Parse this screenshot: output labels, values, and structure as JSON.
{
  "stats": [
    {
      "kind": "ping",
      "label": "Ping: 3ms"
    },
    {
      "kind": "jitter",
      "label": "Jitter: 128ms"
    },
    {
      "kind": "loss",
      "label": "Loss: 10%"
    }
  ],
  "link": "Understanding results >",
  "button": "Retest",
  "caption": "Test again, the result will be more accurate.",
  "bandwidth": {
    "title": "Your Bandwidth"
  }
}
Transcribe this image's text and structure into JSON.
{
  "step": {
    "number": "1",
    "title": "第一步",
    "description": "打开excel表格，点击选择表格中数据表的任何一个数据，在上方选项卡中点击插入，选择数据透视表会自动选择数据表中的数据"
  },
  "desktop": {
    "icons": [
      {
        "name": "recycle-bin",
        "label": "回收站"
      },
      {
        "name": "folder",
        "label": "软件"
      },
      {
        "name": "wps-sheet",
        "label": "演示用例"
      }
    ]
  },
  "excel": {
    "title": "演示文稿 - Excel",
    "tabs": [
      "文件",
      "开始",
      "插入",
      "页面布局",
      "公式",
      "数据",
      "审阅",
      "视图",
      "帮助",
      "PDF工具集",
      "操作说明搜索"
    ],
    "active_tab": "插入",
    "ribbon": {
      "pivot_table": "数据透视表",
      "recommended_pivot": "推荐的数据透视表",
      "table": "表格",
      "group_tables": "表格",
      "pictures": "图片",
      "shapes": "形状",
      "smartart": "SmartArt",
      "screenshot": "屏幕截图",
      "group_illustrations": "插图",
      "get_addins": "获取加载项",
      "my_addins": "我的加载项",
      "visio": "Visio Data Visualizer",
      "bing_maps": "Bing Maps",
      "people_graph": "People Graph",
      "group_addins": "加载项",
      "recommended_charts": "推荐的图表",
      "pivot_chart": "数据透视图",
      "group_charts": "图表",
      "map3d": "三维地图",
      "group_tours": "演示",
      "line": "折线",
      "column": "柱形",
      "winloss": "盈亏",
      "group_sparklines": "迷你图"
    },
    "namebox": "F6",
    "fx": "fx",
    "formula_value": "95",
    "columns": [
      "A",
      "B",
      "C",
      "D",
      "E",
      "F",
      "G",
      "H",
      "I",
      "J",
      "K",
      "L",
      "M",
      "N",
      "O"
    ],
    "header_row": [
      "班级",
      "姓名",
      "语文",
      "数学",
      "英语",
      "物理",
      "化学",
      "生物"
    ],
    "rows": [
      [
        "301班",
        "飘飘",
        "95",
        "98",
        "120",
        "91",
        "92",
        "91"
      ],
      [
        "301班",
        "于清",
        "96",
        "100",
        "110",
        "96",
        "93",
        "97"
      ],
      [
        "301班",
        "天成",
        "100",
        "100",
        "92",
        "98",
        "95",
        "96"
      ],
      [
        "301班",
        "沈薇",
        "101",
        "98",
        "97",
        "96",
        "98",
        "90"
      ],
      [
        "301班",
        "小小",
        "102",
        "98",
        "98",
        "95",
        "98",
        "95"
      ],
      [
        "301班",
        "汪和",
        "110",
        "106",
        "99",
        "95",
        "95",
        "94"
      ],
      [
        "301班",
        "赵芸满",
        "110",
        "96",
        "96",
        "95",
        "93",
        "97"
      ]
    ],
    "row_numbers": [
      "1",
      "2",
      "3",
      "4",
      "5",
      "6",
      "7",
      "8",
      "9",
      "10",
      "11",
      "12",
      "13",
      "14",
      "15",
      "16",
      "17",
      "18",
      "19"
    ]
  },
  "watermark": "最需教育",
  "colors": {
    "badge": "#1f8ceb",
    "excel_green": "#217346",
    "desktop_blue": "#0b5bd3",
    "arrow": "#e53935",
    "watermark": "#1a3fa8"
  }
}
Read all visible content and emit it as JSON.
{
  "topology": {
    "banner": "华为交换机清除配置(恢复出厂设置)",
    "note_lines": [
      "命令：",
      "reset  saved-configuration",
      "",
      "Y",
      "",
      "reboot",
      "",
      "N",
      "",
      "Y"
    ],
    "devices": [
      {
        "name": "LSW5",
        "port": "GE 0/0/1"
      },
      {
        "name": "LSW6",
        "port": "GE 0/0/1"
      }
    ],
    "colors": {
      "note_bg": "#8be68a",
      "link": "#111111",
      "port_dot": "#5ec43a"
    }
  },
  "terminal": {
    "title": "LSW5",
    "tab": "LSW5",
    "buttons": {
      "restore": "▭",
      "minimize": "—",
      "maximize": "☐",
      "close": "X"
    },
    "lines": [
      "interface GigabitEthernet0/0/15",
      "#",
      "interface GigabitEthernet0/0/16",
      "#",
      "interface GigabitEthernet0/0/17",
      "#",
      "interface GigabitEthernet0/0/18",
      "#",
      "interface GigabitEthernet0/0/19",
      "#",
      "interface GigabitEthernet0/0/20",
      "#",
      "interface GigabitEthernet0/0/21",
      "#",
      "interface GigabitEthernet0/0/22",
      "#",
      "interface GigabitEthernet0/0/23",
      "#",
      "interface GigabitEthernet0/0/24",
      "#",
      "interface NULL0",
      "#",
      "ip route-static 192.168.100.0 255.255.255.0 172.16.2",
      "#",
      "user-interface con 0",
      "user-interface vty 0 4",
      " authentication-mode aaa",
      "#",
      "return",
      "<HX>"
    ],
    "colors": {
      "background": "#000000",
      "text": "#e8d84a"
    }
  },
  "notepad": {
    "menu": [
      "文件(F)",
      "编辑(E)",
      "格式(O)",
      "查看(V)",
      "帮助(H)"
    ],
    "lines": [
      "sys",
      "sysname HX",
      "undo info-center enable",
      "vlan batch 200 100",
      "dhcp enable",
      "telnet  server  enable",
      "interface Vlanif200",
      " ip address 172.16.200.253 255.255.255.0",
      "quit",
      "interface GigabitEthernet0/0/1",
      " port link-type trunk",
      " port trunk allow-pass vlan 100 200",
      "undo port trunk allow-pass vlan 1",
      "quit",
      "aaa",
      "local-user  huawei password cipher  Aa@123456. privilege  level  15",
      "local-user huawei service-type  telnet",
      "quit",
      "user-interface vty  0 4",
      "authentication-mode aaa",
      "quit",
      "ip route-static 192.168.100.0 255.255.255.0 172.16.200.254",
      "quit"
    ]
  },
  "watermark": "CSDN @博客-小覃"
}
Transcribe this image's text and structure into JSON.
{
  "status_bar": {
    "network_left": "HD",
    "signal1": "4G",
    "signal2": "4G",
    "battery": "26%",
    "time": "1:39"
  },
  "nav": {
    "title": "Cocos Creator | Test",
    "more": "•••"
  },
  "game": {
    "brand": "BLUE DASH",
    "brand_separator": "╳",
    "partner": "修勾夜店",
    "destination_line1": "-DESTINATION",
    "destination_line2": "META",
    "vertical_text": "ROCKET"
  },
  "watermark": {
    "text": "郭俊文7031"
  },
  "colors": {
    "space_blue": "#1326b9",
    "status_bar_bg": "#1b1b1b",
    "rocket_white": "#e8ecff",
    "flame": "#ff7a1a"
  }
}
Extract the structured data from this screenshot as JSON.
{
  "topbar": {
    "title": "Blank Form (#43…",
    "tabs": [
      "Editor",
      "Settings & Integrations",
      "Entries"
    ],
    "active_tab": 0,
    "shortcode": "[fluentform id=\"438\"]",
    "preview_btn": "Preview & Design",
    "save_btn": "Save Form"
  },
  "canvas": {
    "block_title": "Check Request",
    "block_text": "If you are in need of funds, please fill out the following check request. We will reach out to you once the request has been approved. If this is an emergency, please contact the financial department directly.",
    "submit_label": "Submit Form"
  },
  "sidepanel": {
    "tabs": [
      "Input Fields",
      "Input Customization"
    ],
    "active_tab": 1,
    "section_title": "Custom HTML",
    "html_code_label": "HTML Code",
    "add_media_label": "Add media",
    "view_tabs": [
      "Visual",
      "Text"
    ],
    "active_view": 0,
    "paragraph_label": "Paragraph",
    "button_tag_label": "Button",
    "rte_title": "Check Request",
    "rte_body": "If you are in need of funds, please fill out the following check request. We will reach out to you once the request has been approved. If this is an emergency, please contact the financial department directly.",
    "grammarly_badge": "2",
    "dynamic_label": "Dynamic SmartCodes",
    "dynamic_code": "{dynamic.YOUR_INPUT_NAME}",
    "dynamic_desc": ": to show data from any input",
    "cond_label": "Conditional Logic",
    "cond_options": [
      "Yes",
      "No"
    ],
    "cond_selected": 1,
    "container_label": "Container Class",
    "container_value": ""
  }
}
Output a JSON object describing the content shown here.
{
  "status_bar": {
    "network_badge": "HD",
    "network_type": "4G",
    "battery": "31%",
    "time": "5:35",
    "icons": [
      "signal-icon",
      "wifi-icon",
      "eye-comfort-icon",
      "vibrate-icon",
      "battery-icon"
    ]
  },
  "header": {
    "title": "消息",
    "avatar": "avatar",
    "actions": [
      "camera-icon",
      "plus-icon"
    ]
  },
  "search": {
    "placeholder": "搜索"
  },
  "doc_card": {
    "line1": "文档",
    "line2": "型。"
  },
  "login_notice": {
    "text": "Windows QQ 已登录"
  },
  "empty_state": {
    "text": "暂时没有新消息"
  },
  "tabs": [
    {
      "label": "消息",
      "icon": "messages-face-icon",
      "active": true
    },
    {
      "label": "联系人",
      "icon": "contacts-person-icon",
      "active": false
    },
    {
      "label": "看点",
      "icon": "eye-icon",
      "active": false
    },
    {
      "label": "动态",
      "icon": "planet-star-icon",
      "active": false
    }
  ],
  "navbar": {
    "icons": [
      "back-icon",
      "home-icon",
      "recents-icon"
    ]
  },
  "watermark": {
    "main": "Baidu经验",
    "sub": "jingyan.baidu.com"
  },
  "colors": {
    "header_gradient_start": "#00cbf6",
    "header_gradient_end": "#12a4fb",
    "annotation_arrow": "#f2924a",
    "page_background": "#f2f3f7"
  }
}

(Given task):
How many of the lines above include the word "more"? Respond with the number alone.

(Solved exercise):
2